Given problem. Check each line of the listing, and copy it if it contains the word "ylabel".

Data extracted from a collection.
_ _ _ _ _ _ _
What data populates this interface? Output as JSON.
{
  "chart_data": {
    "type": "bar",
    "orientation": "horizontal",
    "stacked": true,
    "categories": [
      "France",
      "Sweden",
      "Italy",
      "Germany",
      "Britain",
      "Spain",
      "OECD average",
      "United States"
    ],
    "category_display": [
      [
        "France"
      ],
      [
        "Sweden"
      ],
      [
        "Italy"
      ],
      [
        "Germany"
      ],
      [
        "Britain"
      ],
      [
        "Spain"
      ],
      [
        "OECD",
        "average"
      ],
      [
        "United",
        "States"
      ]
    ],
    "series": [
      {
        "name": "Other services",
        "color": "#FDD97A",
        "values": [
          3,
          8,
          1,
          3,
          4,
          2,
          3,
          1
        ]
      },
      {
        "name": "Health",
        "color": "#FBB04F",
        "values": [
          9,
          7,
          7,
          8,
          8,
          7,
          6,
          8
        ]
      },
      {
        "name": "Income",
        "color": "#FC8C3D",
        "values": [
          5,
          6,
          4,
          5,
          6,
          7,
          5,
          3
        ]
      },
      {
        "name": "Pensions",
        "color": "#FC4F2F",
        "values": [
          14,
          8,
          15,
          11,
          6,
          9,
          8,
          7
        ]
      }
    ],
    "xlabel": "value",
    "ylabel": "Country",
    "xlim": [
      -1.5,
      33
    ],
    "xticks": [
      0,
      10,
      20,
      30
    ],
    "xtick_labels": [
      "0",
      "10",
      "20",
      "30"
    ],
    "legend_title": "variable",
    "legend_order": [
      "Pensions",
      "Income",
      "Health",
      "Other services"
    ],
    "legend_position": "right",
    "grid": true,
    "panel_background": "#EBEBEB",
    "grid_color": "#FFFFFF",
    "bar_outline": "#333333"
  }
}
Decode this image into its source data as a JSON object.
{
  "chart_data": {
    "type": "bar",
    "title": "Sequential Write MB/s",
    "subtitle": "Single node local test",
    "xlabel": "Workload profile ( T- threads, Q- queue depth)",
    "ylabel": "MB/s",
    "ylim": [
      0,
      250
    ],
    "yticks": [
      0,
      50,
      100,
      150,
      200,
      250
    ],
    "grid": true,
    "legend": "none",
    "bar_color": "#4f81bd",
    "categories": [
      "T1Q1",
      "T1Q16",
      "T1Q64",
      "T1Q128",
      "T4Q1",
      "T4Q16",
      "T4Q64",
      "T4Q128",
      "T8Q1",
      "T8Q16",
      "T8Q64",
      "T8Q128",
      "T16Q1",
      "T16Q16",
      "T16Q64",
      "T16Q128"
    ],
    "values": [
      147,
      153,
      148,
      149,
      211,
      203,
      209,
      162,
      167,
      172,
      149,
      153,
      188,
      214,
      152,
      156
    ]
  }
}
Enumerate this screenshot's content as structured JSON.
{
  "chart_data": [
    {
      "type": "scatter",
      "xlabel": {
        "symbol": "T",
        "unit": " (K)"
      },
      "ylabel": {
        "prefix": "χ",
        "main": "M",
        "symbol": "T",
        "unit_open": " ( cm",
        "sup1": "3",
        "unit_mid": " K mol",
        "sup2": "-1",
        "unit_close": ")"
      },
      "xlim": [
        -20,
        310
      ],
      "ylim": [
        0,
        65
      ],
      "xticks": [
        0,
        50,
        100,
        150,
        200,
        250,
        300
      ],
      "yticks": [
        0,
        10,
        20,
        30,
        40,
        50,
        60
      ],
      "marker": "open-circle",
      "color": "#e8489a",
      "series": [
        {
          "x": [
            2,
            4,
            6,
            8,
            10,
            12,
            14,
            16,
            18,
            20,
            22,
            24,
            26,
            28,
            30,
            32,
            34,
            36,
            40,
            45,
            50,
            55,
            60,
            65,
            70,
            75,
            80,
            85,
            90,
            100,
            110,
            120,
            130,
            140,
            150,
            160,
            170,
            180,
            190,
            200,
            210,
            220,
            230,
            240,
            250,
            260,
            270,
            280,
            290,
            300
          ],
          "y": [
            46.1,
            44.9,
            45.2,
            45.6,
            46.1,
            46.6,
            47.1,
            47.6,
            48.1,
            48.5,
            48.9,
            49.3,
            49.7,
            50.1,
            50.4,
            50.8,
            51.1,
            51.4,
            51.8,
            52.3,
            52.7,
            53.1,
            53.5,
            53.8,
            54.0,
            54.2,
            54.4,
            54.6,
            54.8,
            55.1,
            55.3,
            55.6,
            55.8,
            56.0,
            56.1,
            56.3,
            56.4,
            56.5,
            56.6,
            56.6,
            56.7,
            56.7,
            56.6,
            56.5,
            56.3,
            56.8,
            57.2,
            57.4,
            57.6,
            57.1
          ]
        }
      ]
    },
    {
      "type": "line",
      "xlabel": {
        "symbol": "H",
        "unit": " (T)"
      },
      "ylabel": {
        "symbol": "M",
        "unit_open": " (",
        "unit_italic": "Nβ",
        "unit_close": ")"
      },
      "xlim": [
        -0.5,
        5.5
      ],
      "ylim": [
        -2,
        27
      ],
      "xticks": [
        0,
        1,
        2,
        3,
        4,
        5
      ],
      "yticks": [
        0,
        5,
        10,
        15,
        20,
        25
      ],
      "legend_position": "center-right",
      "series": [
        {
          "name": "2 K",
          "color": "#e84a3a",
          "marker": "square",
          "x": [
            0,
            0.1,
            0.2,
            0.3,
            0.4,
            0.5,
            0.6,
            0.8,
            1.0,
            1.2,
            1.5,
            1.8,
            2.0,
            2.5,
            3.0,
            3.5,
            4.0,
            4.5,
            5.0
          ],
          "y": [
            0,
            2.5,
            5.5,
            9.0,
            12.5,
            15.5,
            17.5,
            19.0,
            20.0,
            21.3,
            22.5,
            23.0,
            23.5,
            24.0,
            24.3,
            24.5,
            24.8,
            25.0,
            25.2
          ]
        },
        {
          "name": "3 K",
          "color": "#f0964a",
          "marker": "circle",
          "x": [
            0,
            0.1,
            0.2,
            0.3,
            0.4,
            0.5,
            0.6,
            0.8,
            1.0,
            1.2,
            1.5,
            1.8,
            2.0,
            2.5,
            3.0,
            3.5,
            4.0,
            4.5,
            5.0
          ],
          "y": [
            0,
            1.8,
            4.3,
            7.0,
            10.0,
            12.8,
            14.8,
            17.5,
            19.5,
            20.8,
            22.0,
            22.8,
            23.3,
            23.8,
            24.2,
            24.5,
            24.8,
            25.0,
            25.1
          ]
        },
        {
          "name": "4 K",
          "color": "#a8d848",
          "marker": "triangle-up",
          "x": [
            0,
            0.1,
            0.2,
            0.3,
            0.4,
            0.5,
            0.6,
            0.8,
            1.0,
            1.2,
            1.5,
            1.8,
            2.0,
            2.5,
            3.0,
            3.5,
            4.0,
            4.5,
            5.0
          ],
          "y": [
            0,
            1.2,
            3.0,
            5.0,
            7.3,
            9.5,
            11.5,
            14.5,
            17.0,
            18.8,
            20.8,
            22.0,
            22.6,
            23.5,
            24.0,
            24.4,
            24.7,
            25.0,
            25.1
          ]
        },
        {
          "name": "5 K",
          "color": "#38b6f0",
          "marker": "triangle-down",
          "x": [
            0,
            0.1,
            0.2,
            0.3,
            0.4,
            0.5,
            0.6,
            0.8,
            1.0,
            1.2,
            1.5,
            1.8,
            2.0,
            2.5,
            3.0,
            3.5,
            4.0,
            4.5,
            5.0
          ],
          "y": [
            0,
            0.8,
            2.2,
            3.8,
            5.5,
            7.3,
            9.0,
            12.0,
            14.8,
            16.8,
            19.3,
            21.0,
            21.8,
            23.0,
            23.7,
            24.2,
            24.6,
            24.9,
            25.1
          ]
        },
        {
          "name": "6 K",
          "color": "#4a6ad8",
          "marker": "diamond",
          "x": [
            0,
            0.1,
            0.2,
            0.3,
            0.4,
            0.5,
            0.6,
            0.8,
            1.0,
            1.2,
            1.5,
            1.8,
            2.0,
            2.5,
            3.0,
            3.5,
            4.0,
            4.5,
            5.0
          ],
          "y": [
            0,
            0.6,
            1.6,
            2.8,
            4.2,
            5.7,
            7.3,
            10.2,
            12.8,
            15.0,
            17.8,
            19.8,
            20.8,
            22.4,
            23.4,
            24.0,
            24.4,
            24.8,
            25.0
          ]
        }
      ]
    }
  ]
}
_ _ _ _ _ _ _
Solution.
    "ylabel": "Country",
    "ylabel": "MB/s",
      "ylabel": {
      "ylabel": {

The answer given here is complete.